#### PROVIDED DATA:
============

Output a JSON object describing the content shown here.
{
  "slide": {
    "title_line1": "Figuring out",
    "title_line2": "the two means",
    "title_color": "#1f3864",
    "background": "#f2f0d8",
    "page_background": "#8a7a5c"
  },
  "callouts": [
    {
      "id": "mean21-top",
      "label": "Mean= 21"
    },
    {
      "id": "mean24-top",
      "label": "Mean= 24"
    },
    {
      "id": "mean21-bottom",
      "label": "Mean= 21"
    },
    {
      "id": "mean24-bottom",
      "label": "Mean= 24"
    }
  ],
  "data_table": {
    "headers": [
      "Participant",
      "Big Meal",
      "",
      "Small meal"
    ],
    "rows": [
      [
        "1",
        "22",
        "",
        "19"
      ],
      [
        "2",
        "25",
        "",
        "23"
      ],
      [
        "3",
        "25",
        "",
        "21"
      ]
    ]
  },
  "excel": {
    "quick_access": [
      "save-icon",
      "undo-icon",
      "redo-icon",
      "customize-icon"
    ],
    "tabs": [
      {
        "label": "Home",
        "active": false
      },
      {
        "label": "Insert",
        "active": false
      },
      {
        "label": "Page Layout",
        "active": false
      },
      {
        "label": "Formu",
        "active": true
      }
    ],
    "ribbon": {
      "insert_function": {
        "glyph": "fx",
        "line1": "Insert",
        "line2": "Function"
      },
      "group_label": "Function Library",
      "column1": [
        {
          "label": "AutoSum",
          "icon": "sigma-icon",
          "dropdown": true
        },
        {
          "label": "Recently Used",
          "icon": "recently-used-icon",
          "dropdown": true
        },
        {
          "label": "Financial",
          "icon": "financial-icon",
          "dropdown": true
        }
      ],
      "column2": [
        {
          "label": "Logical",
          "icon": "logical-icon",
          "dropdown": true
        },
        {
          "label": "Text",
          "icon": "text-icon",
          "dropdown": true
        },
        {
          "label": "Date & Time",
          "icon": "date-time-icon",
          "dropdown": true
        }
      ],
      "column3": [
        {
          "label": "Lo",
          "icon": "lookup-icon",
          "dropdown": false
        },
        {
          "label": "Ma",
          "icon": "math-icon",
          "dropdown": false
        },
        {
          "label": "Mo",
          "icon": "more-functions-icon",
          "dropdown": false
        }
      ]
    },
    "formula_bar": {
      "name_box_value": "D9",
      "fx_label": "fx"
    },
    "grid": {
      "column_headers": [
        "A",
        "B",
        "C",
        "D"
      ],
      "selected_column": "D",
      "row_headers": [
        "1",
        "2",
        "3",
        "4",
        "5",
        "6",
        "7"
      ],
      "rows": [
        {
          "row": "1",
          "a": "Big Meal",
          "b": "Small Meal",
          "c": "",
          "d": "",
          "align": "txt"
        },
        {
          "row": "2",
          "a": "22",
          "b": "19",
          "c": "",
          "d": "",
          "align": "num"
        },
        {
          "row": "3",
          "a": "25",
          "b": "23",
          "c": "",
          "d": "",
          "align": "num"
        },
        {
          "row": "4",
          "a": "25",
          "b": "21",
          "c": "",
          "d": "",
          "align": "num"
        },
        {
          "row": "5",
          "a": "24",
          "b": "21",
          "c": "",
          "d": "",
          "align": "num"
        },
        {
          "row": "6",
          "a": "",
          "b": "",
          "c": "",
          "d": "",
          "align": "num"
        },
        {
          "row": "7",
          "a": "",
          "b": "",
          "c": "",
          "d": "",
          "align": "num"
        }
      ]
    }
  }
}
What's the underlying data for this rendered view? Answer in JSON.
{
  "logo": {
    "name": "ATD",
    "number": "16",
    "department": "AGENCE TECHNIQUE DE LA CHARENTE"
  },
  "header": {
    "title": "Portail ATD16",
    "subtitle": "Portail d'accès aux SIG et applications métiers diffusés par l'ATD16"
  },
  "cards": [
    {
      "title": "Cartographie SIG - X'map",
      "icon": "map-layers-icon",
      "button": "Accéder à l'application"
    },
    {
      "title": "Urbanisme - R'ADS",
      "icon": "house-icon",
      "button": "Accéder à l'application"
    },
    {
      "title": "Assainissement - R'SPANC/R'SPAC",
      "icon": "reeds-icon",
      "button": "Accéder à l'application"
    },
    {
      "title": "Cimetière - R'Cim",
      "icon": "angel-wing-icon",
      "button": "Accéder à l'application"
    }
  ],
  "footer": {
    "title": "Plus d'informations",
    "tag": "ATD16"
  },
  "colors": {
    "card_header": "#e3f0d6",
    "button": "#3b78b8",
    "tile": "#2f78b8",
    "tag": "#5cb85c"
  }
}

============

#### WHAT IS REQUIRED:
From the line holding "What's the underlying" to the last line of the records, quote each line exactly and add nothing.

#### OUTPUT FOR THIS TASK:
What's the underlying data for this rendered view? Answer in JSON.
{
  "logo": {
    "name": "ATD",
    "number": "16",
    "department": "AGENCE TECHNIQUE DE LA CHARENTE"
  },
  "header": {
    "title": "Portail ATD16",
    "subtitle": "Portail d'accès aux SIG et applications métiers diffusés par l'ATD16"
  },
  "cards": [
    {
      "title": "Cartographie SIG - X'map",
      "icon": "map-layers-icon",
      "button": "Accéder à l'application"
    },
    {
      "title": "Urbanisme - R'ADS",
      "icon": "house-icon",
      "button": "Accéder à l'application"
    },
    {
      "title": "Assainissement - R'SPANC/R'SPAC",
      "icon": "reeds-icon",
      "button": "Accéder à l'application"
    },
    {
      "title": "Cimetière - R'Cim",
      "icon": "angel-wing-icon",
      "button": "Accéder à l'application"
    }
  ],
  "footer": {
    "title": "Plus d'informations",
    "tag": "ATD16"
  },
  "colors": {
    "card_header": "#e3f0d6",
    "button": "#3b78b8",
    "tile": "#2f78b8",
    "tag": "#5cb85c"
  }
}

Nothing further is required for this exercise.